• [What is being asked]: What number of lines hold the word "page"? State that number and nothing besides.

• [Data provided]:
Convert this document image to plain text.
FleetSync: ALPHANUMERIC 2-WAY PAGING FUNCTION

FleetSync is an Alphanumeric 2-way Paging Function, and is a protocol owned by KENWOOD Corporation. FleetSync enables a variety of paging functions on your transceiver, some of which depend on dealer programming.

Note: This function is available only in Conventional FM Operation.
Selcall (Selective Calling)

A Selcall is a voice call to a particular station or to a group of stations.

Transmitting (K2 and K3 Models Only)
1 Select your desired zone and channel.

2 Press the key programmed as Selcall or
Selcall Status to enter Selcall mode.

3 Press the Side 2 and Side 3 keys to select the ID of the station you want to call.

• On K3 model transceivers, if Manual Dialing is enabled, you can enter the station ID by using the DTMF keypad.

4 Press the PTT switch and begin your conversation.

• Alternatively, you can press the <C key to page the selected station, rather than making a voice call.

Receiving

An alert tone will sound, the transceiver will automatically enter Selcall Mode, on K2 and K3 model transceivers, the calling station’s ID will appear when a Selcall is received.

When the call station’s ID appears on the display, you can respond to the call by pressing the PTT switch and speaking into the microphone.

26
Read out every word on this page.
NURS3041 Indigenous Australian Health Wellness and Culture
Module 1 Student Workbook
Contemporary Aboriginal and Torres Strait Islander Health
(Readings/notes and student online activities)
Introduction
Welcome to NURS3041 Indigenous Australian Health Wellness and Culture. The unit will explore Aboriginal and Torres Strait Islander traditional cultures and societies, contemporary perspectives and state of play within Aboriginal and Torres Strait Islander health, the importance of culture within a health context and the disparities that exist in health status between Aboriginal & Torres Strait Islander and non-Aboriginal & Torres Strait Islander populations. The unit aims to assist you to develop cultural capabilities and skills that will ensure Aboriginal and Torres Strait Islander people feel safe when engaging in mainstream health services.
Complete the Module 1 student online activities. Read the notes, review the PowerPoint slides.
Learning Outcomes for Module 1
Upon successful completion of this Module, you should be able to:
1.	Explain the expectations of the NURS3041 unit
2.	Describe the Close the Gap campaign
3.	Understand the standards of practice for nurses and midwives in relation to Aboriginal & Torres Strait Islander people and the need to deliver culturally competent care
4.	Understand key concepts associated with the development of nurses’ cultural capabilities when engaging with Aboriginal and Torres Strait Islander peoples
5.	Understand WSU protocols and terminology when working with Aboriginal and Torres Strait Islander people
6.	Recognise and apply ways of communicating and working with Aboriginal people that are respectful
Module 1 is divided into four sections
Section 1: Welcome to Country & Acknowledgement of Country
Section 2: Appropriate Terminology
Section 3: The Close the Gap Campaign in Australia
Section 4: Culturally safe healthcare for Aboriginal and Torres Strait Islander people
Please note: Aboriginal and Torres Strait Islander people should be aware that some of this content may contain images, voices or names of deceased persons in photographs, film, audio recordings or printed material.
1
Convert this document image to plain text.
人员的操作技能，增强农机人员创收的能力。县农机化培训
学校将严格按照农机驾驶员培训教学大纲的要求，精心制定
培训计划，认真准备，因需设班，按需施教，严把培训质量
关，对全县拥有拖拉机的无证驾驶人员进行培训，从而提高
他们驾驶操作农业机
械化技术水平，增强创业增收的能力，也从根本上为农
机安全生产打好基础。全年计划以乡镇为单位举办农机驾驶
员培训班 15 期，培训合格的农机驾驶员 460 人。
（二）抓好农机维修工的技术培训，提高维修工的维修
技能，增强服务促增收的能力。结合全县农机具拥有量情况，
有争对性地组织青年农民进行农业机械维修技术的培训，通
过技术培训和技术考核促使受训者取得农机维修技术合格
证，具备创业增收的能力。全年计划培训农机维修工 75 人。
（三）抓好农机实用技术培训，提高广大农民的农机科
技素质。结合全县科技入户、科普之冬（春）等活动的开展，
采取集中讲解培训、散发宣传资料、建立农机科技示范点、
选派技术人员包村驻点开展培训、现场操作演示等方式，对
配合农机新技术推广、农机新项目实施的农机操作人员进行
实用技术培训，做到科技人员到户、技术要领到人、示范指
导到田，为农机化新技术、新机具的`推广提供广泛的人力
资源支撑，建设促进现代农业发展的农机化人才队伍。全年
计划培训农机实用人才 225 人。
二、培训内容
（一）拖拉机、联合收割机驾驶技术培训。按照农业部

• [Final answer]: 2